SET PROBLEM: Can you write out all of the material below, word for word?

--------

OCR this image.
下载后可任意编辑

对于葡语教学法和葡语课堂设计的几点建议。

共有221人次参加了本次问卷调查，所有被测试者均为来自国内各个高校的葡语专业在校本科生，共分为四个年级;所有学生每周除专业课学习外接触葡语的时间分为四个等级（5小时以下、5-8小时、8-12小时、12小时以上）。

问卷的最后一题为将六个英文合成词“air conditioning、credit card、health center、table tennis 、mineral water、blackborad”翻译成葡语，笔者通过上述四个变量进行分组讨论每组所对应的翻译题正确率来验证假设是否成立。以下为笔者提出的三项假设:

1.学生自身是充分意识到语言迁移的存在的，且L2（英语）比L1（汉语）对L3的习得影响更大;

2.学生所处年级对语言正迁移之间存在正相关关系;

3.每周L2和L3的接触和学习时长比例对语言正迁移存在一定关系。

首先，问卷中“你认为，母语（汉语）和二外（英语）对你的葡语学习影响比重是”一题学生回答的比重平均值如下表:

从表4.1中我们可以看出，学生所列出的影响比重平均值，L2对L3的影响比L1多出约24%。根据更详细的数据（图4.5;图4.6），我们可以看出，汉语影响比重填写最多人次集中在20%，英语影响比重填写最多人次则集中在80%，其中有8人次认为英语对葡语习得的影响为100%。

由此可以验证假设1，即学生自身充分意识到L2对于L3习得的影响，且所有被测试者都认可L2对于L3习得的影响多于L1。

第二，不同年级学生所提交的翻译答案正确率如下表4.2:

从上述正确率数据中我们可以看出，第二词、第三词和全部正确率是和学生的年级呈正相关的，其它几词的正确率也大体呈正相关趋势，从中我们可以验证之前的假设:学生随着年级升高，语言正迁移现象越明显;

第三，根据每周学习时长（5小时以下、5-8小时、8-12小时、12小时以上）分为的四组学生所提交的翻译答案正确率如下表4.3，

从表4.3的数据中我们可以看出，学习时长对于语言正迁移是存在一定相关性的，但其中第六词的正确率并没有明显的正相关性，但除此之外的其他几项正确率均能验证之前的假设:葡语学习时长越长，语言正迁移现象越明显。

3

--------

RESPONSE TO THIS TASK:
OCR this image.
下载后可任意编辑

对于葡语教学法和葡语课堂设计的几点建议。

共有221人次参加了本次问卷调查，所有被测试者均为来自国内各个高校的葡语专业在校本科生，共分为四个年级;所有学生每周除专业课学习外接触葡语的时间分为四个等级（5小时以下、5-8小时、8-12小时、12小时以上）。

问卷的最后一题为将六个英文合成词“air conditioning、credit card、health center、table tennis 、mineral water、blackborad”翻译成葡语，笔者通过上述四个变量进行分组讨论每组所对应的翻译题正确率来验证假设是否成立。以下为笔者提出的三项假设:

1.学生自身是充分意识到语言迁移的存在的，且L2（英语）比L1（汉语）对L3的习得影响更大;

2.学生所处年级对语言正迁移之间存在正相关关系;

3.每周L2和L3的接触和学习时长比例对语言正迁移存在一定关系。

首先，问卷中“你认为，母语（汉语）和二外（英语）对你的葡语学习影响比重是”一题学生回答的比重平均值如下表:

从表4.1中我们可以看出，学生所列出的影响比重平均值，L2对L3的影响比L1多出约24%。根据更详细的数据（图4.5;图4.6），我们可以看出，汉语影响比重填写最多人次集中在20%，英语影响比重填写最多人次则集中在80%，其中有8人次认为英语对葡语习得的影响为100%。

由此可以验证假设1，即学生自身充分意识到L2对于L3习得的影响，且所有被测试者都认可L2对于L3习得的影响多于L1。

第二，不同年级学生所提交的翻译答案正确率如下表4.2:

从上述正确率数据中我们可以看出，第二词、第三词和全部正确率是和学生的年级呈正相关的，其它几词的正确率也大体呈正相关趋势，从中我们可以验证之前的假设:学生随着年级升高，语言正迁移现象越明显;

第三，根据每周学习时长（5小时以下、5-8小时、8-12小时、12小时以上）分为的四组学生所提交的翻译答案正确率如下表4.3，

从表4.3的数据中我们可以看出，学习时长对于语言正迁移是存在一定相关性的，但其中第六词的正确率并没有明显的正相关性，但除此之外的其他几项正确率均能验证之前的假设:葡语学习时长越长，语言正迁移现象越明显。

3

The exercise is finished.